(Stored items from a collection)
▼

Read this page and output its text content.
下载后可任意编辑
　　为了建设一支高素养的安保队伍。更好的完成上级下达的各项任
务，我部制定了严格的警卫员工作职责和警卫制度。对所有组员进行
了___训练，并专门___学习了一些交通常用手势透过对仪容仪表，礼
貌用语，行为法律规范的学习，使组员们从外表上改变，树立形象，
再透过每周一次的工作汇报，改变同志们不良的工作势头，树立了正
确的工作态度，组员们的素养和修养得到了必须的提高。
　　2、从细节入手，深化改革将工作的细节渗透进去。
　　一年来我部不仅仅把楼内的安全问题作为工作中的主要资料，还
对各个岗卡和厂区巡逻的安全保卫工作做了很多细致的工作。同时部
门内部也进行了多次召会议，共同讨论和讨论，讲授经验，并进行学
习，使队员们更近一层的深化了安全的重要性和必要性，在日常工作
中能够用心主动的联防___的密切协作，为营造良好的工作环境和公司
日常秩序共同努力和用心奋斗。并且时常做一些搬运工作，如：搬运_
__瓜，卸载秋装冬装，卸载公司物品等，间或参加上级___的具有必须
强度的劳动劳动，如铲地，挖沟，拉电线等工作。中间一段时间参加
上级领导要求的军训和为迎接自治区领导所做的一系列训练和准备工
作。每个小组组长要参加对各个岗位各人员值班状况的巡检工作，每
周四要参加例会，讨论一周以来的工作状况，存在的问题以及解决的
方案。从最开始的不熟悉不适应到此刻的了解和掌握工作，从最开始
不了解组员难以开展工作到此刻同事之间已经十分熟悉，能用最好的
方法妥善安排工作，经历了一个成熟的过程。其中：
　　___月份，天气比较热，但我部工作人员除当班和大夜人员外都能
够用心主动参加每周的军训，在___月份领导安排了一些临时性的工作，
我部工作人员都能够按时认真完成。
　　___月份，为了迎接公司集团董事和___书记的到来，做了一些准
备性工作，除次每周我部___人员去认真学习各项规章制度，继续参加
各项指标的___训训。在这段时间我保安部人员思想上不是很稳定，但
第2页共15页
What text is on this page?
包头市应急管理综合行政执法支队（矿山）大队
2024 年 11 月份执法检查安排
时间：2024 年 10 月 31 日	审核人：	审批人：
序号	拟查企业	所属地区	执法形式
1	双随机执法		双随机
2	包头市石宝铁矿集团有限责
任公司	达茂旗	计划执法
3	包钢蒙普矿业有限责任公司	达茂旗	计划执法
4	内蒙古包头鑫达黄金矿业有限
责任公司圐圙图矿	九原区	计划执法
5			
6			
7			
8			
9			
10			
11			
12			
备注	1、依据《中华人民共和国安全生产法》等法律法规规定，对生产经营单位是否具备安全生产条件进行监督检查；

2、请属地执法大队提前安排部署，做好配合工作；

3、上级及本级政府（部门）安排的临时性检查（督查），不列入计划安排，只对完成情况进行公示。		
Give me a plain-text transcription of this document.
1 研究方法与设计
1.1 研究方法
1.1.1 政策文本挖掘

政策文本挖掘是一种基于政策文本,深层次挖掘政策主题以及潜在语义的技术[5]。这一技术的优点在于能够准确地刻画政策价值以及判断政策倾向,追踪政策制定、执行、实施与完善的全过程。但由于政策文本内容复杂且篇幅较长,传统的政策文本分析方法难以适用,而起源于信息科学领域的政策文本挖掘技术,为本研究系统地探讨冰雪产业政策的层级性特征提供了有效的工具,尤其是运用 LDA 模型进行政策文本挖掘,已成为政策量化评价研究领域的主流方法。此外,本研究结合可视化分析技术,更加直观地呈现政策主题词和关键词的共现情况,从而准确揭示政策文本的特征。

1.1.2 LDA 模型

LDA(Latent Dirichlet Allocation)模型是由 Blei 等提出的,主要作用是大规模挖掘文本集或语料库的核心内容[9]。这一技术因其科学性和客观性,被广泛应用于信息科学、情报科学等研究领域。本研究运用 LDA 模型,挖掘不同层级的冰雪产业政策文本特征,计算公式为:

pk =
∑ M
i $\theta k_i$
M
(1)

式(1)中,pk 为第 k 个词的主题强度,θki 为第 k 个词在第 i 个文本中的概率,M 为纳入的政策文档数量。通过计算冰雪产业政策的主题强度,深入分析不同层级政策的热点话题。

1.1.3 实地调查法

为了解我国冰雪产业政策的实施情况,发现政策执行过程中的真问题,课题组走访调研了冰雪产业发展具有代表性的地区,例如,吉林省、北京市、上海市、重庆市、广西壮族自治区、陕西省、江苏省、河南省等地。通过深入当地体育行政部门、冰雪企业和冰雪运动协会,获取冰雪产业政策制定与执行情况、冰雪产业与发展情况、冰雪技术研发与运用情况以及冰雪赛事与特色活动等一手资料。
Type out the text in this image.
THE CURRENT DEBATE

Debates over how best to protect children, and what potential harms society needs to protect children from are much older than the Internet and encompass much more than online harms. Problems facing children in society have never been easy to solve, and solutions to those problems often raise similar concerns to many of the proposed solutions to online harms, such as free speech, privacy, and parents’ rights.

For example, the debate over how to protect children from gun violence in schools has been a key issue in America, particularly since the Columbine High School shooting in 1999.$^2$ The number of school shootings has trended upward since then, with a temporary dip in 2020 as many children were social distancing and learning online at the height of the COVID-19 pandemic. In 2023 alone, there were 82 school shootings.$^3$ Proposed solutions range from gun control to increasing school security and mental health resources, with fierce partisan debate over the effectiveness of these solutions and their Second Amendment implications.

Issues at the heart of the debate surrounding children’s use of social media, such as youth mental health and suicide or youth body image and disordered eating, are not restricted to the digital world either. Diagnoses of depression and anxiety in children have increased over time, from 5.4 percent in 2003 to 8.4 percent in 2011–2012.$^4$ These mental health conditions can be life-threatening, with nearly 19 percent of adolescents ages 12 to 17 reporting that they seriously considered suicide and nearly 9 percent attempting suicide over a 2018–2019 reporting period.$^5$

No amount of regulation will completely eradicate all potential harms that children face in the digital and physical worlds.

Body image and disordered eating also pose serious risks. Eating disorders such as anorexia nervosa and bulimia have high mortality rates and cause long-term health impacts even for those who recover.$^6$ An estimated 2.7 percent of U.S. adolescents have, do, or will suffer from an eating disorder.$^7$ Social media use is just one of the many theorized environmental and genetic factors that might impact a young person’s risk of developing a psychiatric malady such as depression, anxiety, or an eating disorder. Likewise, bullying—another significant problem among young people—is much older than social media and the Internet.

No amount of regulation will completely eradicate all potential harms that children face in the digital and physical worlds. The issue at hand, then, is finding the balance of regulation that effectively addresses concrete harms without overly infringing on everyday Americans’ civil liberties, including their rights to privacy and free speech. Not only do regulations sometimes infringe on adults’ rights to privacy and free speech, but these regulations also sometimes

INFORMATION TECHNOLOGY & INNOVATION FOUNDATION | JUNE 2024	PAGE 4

▲

What to work on: Each line of the material should be echoed exactly.

Completed task:
Read this page and output its text content.
下载后可任意编辑
　　为了建设一支高素养的安保队伍。更好的完成上级下达的各项任
务，我部制定了严格的警卫员工作职责和警卫制度。对所有组员进行
了___训练，并专门___学习了一些交通常用手势透过对仪容仪表，礼
貌用语，行为法律规范的学习，使组员们从外表上改变，树立形象，
再透过每周一次的工作汇报，改变同志们不良的工作势头，树立了正
确的工作态度，组员们的素养和修养得到了必须的提高。
　　2、从细节入手，深化改革将工作的细节渗透进去。
　　一年来我部不仅仅把楼内的安全问题作为工作中的主要资料，还
对各个岗卡和厂区巡逻的安全保卫工作做了很多细致的工作。同时部
门内部也进行了多次召会议，共同讨论和讨论，讲授经验，并进行学
习，使队员们更近一层的深化了安全的重要性和必要性，在日常工作
中能够用心主动的联防___的密切协作，为营造良好的工作环境和公司
日常秩序共同努力和用心奋斗。并且时常做一些搬运工作，如：搬运_
__瓜，卸载秋装冬装，卸载公司物品等，间或参加上级___的具有必须
强度的劳动劳动，如铲地，挖沟，拉电线等工作。中间一段时间参加
上级领导要求的军训和为迎接自治区领导所做的一系列训练和准备工
作。每个小组组长要参加对各个岗位各人员值班状况的巡检工作，每
周四要参加例会，讨论一周以来的工作状况，存在的问题以及解决的
方案。从最开始的不熟悉不适应到此刻的了解和掌握工作，从最开始
不了解组员难以开展工作到此刻同事之间已经十分熟悉，能用最好的
方法妥善安排工作，经历了一个成熟的过程。其中：
　　___月份，天气比较热，但我部工作人员除当班和大夜人员外都能
够用心主动参加每周的军训，在___月份领导安排了一些临时性的工作，
我部工作人员都能够按时认真完成。
　　___月份，为了迎接公司集团董事和___书记的到来，做了一些准
备性工作，除次每周我部___人员去认真学习各项规章制度，继续参加
各项指标的___训训。在这段时间我保安部人员思想上不是很稳定，但
第2页共15页
What text is on this page?
包头市应急管理综合行政执法支队（矿山）大队
2024 年 11 月份执法检查安排
时间：2024 年 10 月 31 日	审核人：	审批人：
序号	拟查企业	所属地区	执法形式
1	双随机执法		双随机
2	包头市石宝铁矿集团有限责
任公司	达茂旗	计划执法
3	包钢蒙普矿业有限责任公司	达茂旗	计划执法
4	内蒙古包头鑫达黄金矿业有限
责任公司圐圙图矿	九原区	计划执法
5			
6			
7			
8			
9			
10			
11			
12			
备注	1、依据《中华人民共和国安全生产法》等法律法规规定，对生产经营单位是否具备安全生产条件进行监督检查；

2、请属地执法大队提前安排部署，做好配合工作；

3、上级及本级政府（部门）安排的临时性检查（督查），不列入计划安排，只对完成情况进行公示。		
Give me a plain-text transcription of this document.
1 研究方法与设计
1.1 研究方法
1.1.1 政策文本挖掘

政策文本挖掘是一种基于政策文本,深层次挖掘政策主题以及潜在语义的技术[5]。这一技术的优点在于能够准确地刻画政策价值以及判断政策倾向,追踪政策制定、执行、实施与完善的全过程。但由于政策文本内容复杂且篇幅较长,传统的政策文本分析方法难以适用,而起源于信息科学领域的政策文本挖掘技术,为本研究系统地探讨冰雪产业政策的层级性特征提供了有效的工具,尤其是运用 LDA 模型进行政策文本挖掘,已成为政策量化评价研究领域的主流方法。此外,本研究结合可视化分析技术,更加直观地呈现政策主题词和关键词的共现情况,从而准确揭示政策文本的特征。

1.1.2 LDA 模型

LDA(Latent Dirichlet Allocation)模型是由 Blei 等提出的,主要作用是大规模挖掘文本集或语料库的核心内容[9]。这一技术因其科学性和客观性,被广泛应用于信息科学、情报科学等研究领域。本研究运用 LDA 模型,挖掘不同层级的冰雪产业政策文本特征,计算公式为:

pk =
∑ M
i $\theta k_i$
M
(1)

式(1)中,pk 为第 k 个词的主题强度,θki 为第 k 个词在第 i 个文本中的概率,M 为纳入的政策文档数量。通过计算冰雪产业政策的主题强度,深入分析不同层级政策的热点话题。

1.1.3 实地调查法

为了解我国冰雪产业政策的实施情况,发现政策执行过程中的真问题,课题组走访调研了冰雪产业发展具有代表性的地区,例如,吉林省、北京市、上海市、重庆市、广西壮族自治区、陕西省、江苏省、河南省等地。通过深入当地体育行政部门、冰雪企业和冰雪运动协会,获取冰雪产业政策制定与执行情况、冰雪产业与发展情况、冰雪技术研发与运用情况以及冰雪赛事与特色活动等一手资料。
Type out the text in this image.
THE CURRENT DEBATE

Debates over how best to protect children, and what potential harms society needs to protect children from are much older than the Internet and encompass much more than online harms. Problems facing children in society have never been easy to solve, and solutions to those problems often raise similar concerns to many of the proposed solutions to online harms, such as free speech, privacy, and parents’ rights.

For example, the debate over how to protect children from gun violence in schools has been a key issue in America, particularly since the Columbine High School shooting in 1999.$^2$ The number of school shootings has trended upward since then, with a temporary dip in 2020 as many children were social distancing and learning online at the height of the COVID-19 pandemic. In 2023 alone, there were 82 school shootings.$^3$ Proposed solutions range from gun control to increasing school security and mental health resources, with fierce partisan debate over the effectiveness of these solutions and their Second Amendment implications.

Issues at the heart of the debate surrounding children’s use of social media, such as youth mental health and suicide or youth body image and disordered eating, are not restricted to the digital world either. Diagnoses of depression and anxiety in children have increased over time, from 5.4 percent in 2003 to 8.4 percent in 2011–2012.$^4$ These mental health conditions can be life-threatening, with nearly 19 percent of adolescents ages 12 to 17 reporting that they seriously considered suicide and nearly 9 percent attempting suicide over a 2018–2019 reporting period.$^5$

No amount of regulation will completely eradicate all potential harms that children face in the digital and physical worlds.

Body image and disordered eating also pose serious risks. Eating disorders such as anorexia nervosa and bulimia have high mortality rates and cause long-term health impacts even for those who recover.$^6$ An estimated 2.7 percent of U.S. adolescents have, do, or will suffer from an eating disorder.$^7$ Social media use is just one of the many theorized environmental and genetic factors that might impact a young person’s risk of developing a psychiatric malady such as depression, anxiety, or an eating disorder. Likewise, bullying—another significant problem among young people—is much older than social media and the Internet.

No amount of regulation will completely eradicate all potential harms that children face in the digital and physical worlds. The issue at hand, then, is finding the balance of regulation that effectively addresses concrete harms without overly infringing on everyday Americans’ civil liberties, including their rights to privacy and free speech. Not only do regulations sometimes infringe on adults’ rights to privacy and free speech, but these regulations also sometimes

INFORMATION TECHNOLOGY & INNOVATION FOUNDATION | JUNE 2024	PAGE 4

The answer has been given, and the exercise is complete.